[Stored items]
========

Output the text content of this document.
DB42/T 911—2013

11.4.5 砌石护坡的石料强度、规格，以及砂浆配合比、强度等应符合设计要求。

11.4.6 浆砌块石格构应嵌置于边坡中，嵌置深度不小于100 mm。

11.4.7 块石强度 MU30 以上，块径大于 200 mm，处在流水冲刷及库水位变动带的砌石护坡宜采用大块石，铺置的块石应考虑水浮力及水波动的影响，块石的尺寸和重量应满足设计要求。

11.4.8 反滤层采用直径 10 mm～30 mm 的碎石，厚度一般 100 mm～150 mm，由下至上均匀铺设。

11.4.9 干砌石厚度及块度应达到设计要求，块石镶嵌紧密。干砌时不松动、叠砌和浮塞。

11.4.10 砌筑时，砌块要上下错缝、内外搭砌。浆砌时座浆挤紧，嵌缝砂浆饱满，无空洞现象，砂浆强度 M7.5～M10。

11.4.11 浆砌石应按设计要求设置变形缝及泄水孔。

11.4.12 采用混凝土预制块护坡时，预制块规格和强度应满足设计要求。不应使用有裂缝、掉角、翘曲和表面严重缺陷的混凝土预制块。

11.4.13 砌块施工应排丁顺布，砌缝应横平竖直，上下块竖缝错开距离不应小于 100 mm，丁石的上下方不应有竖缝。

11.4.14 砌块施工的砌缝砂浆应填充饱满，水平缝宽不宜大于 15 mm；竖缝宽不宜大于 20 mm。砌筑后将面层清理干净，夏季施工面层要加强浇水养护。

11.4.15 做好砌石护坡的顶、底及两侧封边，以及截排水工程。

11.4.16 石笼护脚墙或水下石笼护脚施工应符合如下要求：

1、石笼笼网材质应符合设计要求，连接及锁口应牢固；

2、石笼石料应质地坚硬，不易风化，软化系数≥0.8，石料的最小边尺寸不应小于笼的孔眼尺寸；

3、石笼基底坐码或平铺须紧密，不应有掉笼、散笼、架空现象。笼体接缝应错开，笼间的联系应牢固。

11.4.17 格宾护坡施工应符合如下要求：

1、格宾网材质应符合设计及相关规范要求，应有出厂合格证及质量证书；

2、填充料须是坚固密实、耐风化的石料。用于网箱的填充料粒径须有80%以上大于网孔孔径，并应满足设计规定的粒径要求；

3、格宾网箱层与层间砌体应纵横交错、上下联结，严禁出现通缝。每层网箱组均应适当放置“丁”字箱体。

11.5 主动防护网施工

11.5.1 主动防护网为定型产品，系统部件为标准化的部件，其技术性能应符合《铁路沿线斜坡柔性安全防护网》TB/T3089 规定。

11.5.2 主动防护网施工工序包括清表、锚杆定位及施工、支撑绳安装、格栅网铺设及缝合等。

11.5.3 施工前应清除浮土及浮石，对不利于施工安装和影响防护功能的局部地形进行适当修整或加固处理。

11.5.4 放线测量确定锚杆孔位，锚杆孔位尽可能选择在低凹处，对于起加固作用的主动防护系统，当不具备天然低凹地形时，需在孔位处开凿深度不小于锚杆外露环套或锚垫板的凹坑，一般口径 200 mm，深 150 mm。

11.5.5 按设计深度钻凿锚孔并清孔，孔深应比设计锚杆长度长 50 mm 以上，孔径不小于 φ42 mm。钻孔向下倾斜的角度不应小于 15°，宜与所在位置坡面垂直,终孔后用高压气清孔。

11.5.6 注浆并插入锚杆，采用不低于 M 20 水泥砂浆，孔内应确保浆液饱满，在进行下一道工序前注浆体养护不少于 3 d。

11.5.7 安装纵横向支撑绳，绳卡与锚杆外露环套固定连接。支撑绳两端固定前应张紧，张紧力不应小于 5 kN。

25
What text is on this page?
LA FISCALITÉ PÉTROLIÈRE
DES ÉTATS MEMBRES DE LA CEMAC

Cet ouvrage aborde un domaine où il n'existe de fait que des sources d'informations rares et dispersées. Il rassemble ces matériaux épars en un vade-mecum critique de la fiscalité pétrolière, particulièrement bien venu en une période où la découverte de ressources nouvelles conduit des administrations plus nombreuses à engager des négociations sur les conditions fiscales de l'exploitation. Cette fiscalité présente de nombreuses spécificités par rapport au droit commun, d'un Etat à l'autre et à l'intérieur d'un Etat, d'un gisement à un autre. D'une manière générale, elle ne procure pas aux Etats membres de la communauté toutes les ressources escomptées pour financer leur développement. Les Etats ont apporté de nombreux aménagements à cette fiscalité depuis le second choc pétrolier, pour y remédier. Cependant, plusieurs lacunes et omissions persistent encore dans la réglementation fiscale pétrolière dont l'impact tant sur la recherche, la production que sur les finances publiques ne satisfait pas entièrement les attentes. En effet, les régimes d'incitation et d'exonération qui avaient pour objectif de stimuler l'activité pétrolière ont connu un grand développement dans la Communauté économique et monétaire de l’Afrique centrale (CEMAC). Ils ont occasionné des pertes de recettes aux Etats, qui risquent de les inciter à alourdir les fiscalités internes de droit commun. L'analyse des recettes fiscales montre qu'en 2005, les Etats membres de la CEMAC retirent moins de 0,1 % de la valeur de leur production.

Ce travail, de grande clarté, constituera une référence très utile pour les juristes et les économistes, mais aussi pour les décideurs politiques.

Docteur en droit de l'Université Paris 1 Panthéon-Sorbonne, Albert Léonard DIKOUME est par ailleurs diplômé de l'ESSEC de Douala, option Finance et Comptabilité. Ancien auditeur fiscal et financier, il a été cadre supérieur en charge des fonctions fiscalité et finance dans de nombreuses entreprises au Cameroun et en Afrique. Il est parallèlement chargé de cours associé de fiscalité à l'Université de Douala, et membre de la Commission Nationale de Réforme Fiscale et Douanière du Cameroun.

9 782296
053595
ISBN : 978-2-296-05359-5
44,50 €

========

:: What needs to be done ::
Write out every line of the records exactly.

:: Final result ::
Output the text content of this document.
DB42/T 911—2013

11.4.5 砌石护坡的石料强度、规格，以及砂浆配合比、强度等应符合设计要求。

11.4.6 浆砌块石格构应嵌置于边坡中，嵌置深度不小于100 mm。

11.4.7 块石强度 MU30 以上，块径大于 200 mm，处在流水冲刷及库水位变动带的砌石护坡宜采用大块石，铺置的块石应考虑水浮力及水波动的影响，块石的尺寸和重量应满足设计要求。

11.4.8 反滤层采用直径 10 mm～30 mm 的碎石，厚度一般 100 mm～150 mm，由下至上均匀铺设。

11.4.9 干砌石厚度及块度应达到设计要求，块石镶嵌紧密。干砌时不松动、叠砌和浮塞。

11.4.10 砌筑时，砌块要上下错缝、内外搭砌。浆砌时座浆挤紧，嵌缝砂浆饱满，无空洞现象，砂浆强度 M7.5～M10。

11.4.11 浆砌石应按设计要求设置变形缝及泄水孔。

11.4.12 采用混凝土预制块护坡时，预制块规格和强度应满足设计要求。不应使用有裂缝、掉角、翘曲和表面严重缺陷的混凝土预制块。

11.4.13 砌块施工应排丁顺布，砌缝应横平竖直，上下块竖缝错开距离不应小于 100 mm，丁石的上下方不应有竖缝。

11.4.14 砌块施工的砌缝砂浆应填充饱满，水平缝宽不宜大于 15 mm；竖缝宽不宜大于 20 mm。砌筑后将面层清理干净，夏季施工面层要加强浇水养护。

11.4.15 做好砌石护坡的顶、底及两侧封边，以及截排水工程。

11.4.16 石笼护脚墙或水下石笼护脚施工应符合如下要求：

1、石笼笼网材质应符合设计要求，连接及锁口应牢固；

2、石笼石料应质地坚硬，不易风化，软化系数≥0.8，石料的最小边尺寸不应小于笼的孔眼尺寸；

3、石笼基底坐码或平铺须紧密，不应有掉笼、散笼、架空现象。笼体接缝应错开，笼间的联系应牢固。

11.4.17 格宾护坡施工应符合如下要求：

1、格宾网材质应符合设计及相关规范要求，应有出厂合格证及质量证书；

2、填充料须是坚固密实、耐风化的石料。用于网箱的填充料粒径须有80%以上大于网孔孔径，并应满足设计规定的粒径要求；

3、格宾网箱层与层间砌体应纵横交错、上下联结，严禁出现通缝。每层网箱组均应适当放置“丁”字箱体。

11.5 主动防护网施工

11.5.1 主动防护网为定型产品，系统部件为标准化的部件，其技术性能应符合《铁路沿线斜坡柔性安全防护网》TB/T3089 规定。

11.5.2 主动防护网施工工序包括清表、锚杆定位及施工、支撑绳安装、格栅网铺设及缝合等。

11.5.3 施工前应清除浮土及浮石，对不利于施工安装和影响防护功能的局部地形进行适当修整或加固处理。

11.5.4 放线测量确定锚杆孔位，锚杆孔位尽可能选择在低凹处，对于起加固作用的主动防护系统，当不具备天然低凹地形时，需在孔位处开凿深度不小于锚杆外露环套或锚垫板的凹坑，一般口径 200 mm，深 150 mm。

11.5.5 按设计深度钻凿锚孔并清孔，孔深应比设计锚杆长度长 50 mm 以上，孔径不小于 φ42 mm。钻孔向下倾斜的角度不应小于 15°，宜与所在位置坡面垂直,终孔后用高压气清孔。

11.5.6 注浆并插入锚杆，采用不低于 M 20 水泥砂浆，孔内应确保浆液饱满，在进行下一道工序前注浆体养护不少于 3 d。

11.5.7 安装纵横向支撑绳，绳卡与锚杆外露环套固定连接。支撑绳两端固定前应张紧，张紧力不应小于 5 kN。

25
What text is on this page?
LA FISCALITÉ PÉTROLIÈRE
DES ÉTATS MEMBRES DE LA CEMAC

Cet ouvrage aborde un domaine où il n'existe de fait que des sources d'informations rares et dispersées. Il rassemble ces matériaux épars en un vade-mecum critique de la fiscalité pétrolière, particulièrement bien venu en une période où la découverte de ressources nouvelles conduit des administrations plus nombreuses à engager des négociations sur les conditions fiscales de l'exploitation. Cette fiscalité présente de nombreuses spécificités par rapport au droit commun, d'un Etat à l'autre et à l'intérieur d'un Etat, d'un gisement à un autre. D'une manière générale, elle ne procure pas aux Etats membres de la communauté toutes les ressources escomptées pour financer leur développement. Les Etats ont apporté de nombreux aménagements à cette fiscalité depuis le second choc pétrolier, pour y remédier. Cependant, plusieurs lacunes et omissions persistent encore dans la réglementation fiscale pétrolière dont l'impact tant sur la recherche, la production que sur les finances publiques ne satisfait pas entièrement les attentes. En effet, les régimes d'incitation et d'exonération qui avaient pour objectif de stimuler l'activité pétrolière ont connu un grand développement dans la Communauté économique et monétaire de l’Afrique centrale (CEMAC). Ils ont occasionné des pertes de recettes aux Etats, qui risquent de les inciter à alourdir les fiscalités internes de droit commun. L'analyse des recettes fiscales montre qu'en 2005, les Etats membres de la CEMAC retirent moins de 0,1 % de la valeur de leur production.

Ce travail, de grande clarté, constituera une référence très utile pour les juristes et les économistes, mais aussi pour les décideurs politiques.

Docteur en droit de l'Université Paris 1 Panthéon-Sorbonne, Albert Léonard DIKOUME est par ailleurs diplômé de l'ESSEC de Douala, option Finance et Comptabilité. Ancien auditeur fiscal et financier, il a été cadre supérieur en charge des fonctions fiscalité et finance dans de nombreuses entreprises au Cameroun et en Afrique. Il est parallèlement chargé de cours associé de fiscalité à l'Université de Douala, et membre de la Commission Nationale de Réforme Fiscale et Douanière du Cameroun.

9 782296
053595
ISBN : 978-2-296-05359-5
44,50 €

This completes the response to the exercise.